# WRITTEN EXERCISE
Your task is to repeat the listing exactly.

[Dataset items]
= = = = =

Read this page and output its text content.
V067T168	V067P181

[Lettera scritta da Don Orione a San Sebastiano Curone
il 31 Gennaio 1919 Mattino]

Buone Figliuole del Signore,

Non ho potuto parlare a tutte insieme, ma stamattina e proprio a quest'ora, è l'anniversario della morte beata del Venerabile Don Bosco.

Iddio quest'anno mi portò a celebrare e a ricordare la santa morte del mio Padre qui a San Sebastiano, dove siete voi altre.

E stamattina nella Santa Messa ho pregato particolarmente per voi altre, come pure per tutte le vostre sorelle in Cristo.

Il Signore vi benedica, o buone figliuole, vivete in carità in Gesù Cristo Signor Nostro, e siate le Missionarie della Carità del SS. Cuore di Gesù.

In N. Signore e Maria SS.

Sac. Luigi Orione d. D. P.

= = = = =

# WRITTEN ANSWER
Read this page and output its text content.
V067T168	V067P181

[Lettera scritta da Don Orione a San Sebastiano Curone
il 31 Gennaio 1919 Mattino]

Buone Figliuole del Signore,

Non ho potuto parlare a tutte insieme, ma stamattina e proprio a quest'ora, è l'anniversario della morte beata del Venerabile Don Bosco.

Iddio quest'anno mi portò a celebrare e a ricordare la santa morte del mio Padre qui a San Sebastiano, dove siete voi altre.

E stamattina nella Santa Messa ho pregato particolarmente per voi altre, come pure per tutte le vostre sorelle in Cristo.

Il Signore vi benedica, o buone figliuole, vivete in carità in Gesù Cristo Signor Nostro, e siate le Missionarie della Carità del SS. Cuore di Gesù.

In N. Signore e Maria SS.

Sac. Luigi Orione d. D. P.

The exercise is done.